Stated problem: Write the material out again in full, word for word. Do not include the pictures.

Working data:
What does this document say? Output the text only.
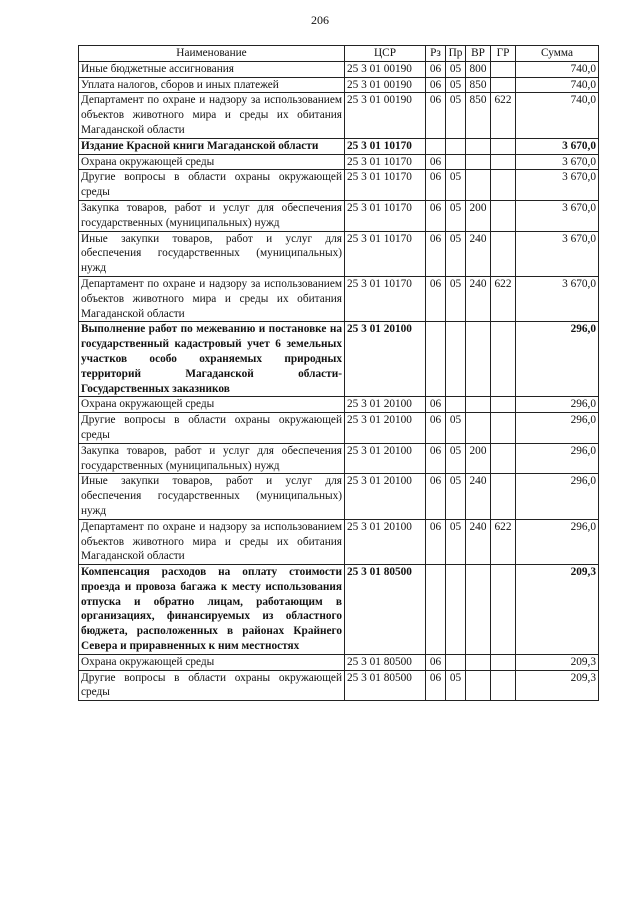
206
Наименование	ЦСР	Рз	Пр	ВР	ГР	Сумма
Иные бюджетные ассигнования	25 3 01 00190	06	05	800		740,0
Уплата налогов, сборов и иных платежей	25 3 01 00190	06	05	850		740,0
Департамент по охране и надзору за использованием объектов животного мира и среды их обитания Магаданской области	25 3 01 00190	06	05	850	622	740,0
Издание Красной книги Магаданской области	25 3 01 10170					3 670,0
Охрана окружающей среды	25 3 01 10170	06				3 670,0
Другие вопросы в области охраны окружающей среды	25 3 01 10170	06	05			3 670,0
Закупка товаров, работ и услуг для обеспечения государственных (муниципальных) нужд	25 3 01 10170	06	05	200		3 670,0
Иные закупки товаров, работ и услуг для обеспечения государственных (муниципальных) нужд	25 3 01 10170	06	05	240		3 670,0
Департамент по охране и надзору за использованием объектов животного мира и среды их обитания Магаданской области	25 3 01 10170	06	05	240	622	3 670,0
Выполнение работ по межеванию и постановке на государственный кадастровый учет 6 земельных участков особо охраняемых природных территорий Магаданской области-Государственных заказников	25 3 01 20100					296,0
Охрана окружающей среды	25 3 01 20100	06				296,0
Другие вопросы в области охраны окружающей среды	25 3 01 20100	06	05			296,0
Закупка товаров, работ и услуг для обеспечения государственных (муниципальных) нужд	25 3 01 20100	06	05	200		296,0
Иные закупки товаров, работ и услуг для обеспечения государственных (муниципальных) нужд	25 3 01 20100	06	05	240		296,0
Департамент по охране и надзору за использованием объектов животного мира и среды их обитания Магаданской области	25 3 01 20100	06	05	240	622	296,0
Компенсация расходов на оплату стоимости проезда и провоза багажа к месту использования отпуска и обратно лицам, работающим в организациях, финансируемых из областного бюджета, расположенных в районах Крайнего Севера и приравненных к ним местностях	25 3 01 80500					209,3
Охрана окружающей среды	25 3 01 80500	06				209,3
Другие вопросы в области охраны окружающей среды	25 3 01 80500	06	05			209,3
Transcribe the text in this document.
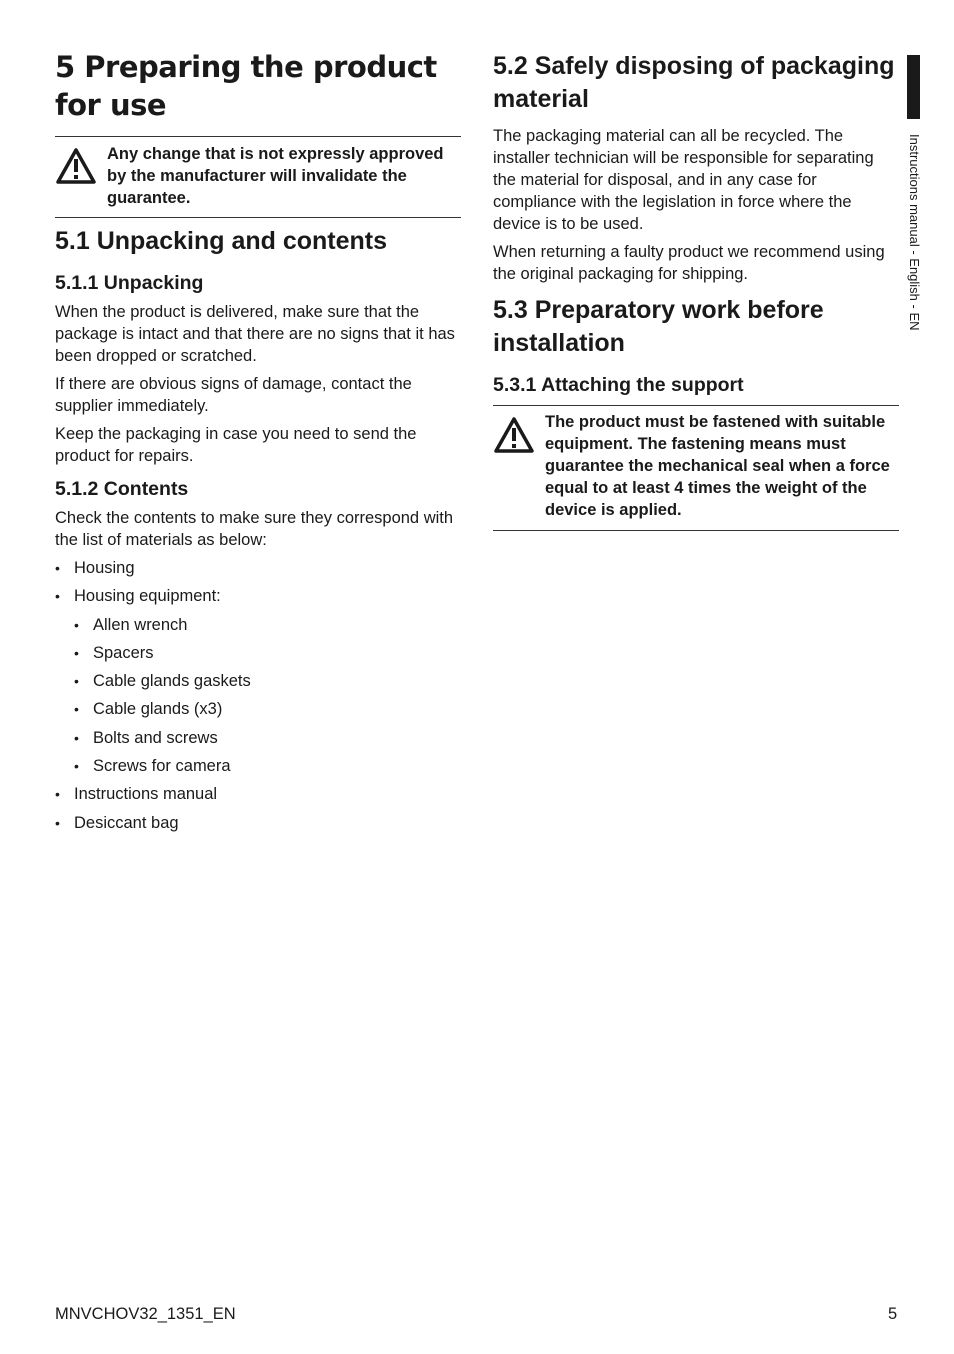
5 Preparing the product for use
Any change that is not expressly approved by the manufacturer will invalidate the guarantee.
5.1 Unpacking and contents
5.1.1 Unpacking

When the product is delivered, make sure that the package is intact and that there are no signs that it has been dropped or scratched.

If there are obvious signs of damage, contact the supplier immediately.

Keep the packaging in case you need to send the product for repairs.

5.1.2 Contents

Check the contents to make sure they correspond with the list of materials as below:

• Housing
• Housing equipment:
• Allen wrench
• Spacers
• Cable glands gaskets
• Cable glands (x3)
• Bolts and screws
• Screws for camera
• Instructions manual
• Desiccant bag
5.2 Safely disposing of packaging material

The packaging material can all be recycled. The installer technician will be responsible for separating the material for disposal, and in any case for compliance with the legislation in force where the device is to be used.

When returning a faulty product we recommend using the original packaging for shipping.

5.3 Preparatory work before installation
5.3.1 Attaching the support
The product must be fastened with suitable equipment. The fastening means must guarantee the mechanical seal when a force equal to at least 4 times the weight of the device is applied.
Instructions manual - English - EN
MNVCHOV32_1351_EN	5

Solved exercise:
What does this document say? Output the text only.
206
Наименование	ЦСР	Рз	Пр	ВР	ГР	Сумма
Иные бюджетные ассигнования	25 3 01 00190	06	05	800		740,0
Уплата налогов, сборов и иных платежей	25 3 01 00190	06	05	850		740,0
Департамент по охране и надзору за использованием объектов животного мира и среды их обитания Магаданской области	25 3 01 00190	06	05	850	622	740,0
Издание Красной книги Магаданской области	25 3 01 10170					3 670,0
Охрана окружающей среды	25 3 01 10170	06				3 670,0
Другие вопросы в области охраны окружающей среды	25 3 01 10170	06	05			3 670,0
Закупка товаров, работ и услуг для обеспечения государственных (муниципальных) нужд	25 3 01 10170	06	05	200		3 670,0
Иные закупки товаров, работ и услуг для обеспечения государственных (муниципальных) нужд	25 3 01 10170	06	05	240		3 670,0
Департамент по охране и надзору за использованием объектов животного мира и среды их обитания Магаданской области	25 3 01 10170	06	05	240	622	3 670,0
Выполнение работ по межеванию и постановке на государственный кадастровый учет 6 земельных участков особо охраняемых природных территорий Магаданской области-Государственных заказников	25 3 01 20100					296,0
Охрана окружающей среды	25 3 01 20100	06				296,0
Другие вопросы в области охраны окружающей среды	25 3 01 20100	06	05			296,0
Закупка товаров, работ и услуг для обеспечения государственных (муниципальных) нужд	25 3 01 20100	06	05	200		296,0
Иные закупки товаров, работ и услуг для обеспечения государственных (муниципальных) нужд	25 3 01 20100	06	05	240		296,0
Департамент по охране и надзору за использованием объектов животного мира и среды их обитания Магаданской области	25 3 01 20100	06	05	240	622	296,0
Компенсация расходов на оплату стоимости проезда и провоза багажа к месту использования отпуска и обратно лицам, работающим в организациях, финансируемых из областного бюджета, расположенных в районах Крайнего Севера и приравненных к ним местностях	25 3 01 80500					209,3
Охрана окружающей среды	25 3 01 80500	06				209,3
Другие вопросы в области охраны окружающей среды	25 3 01 80500	06	05			209,3
Transcribe the text in this document.
5 Preparing the product for use
Any change that is not expressly approved by the manufacturer will invalidate the guarantee.
5.1 Unpacking and contents
5.1.1 Unpacking

When the product is delivered, make sure that the package is intact and that there are no signs that it has been dropped or scratched.

If there are obvious signs of damage, contact the supplier immediately.

Keep the packaging in case you need to send the product for repairs.

5.1.2 Contents

Check the contents to make sure they correspond with the list of materials as below:

• Housing
• Housing equipment:
• Allen wrench
• Spacers
• Cable glands gaskets
• Cable glands (x3)
• Bolts and screws
• Screws for camera
• Instructions manual
• Desiccant bag
5.2 Safely disposing of packaging material

The packaging material can all be recycled. The installer technician will be responsible for separating the material for disposal, and in any case for compliance with the legislation in force where the device is to be used.

When returning a faulty product we recommend using the original packaging for shipping.

5.3 Preparatory work before installation
5.3.1 Attaching the support
The product must be fastened with suitable equipment. The fastening means must guarantee the mechanical seal when a force equal to at least 4 times the weight of the device is applied.
Instructions manual - English - EN
MNVCHOV32_1351_EN	5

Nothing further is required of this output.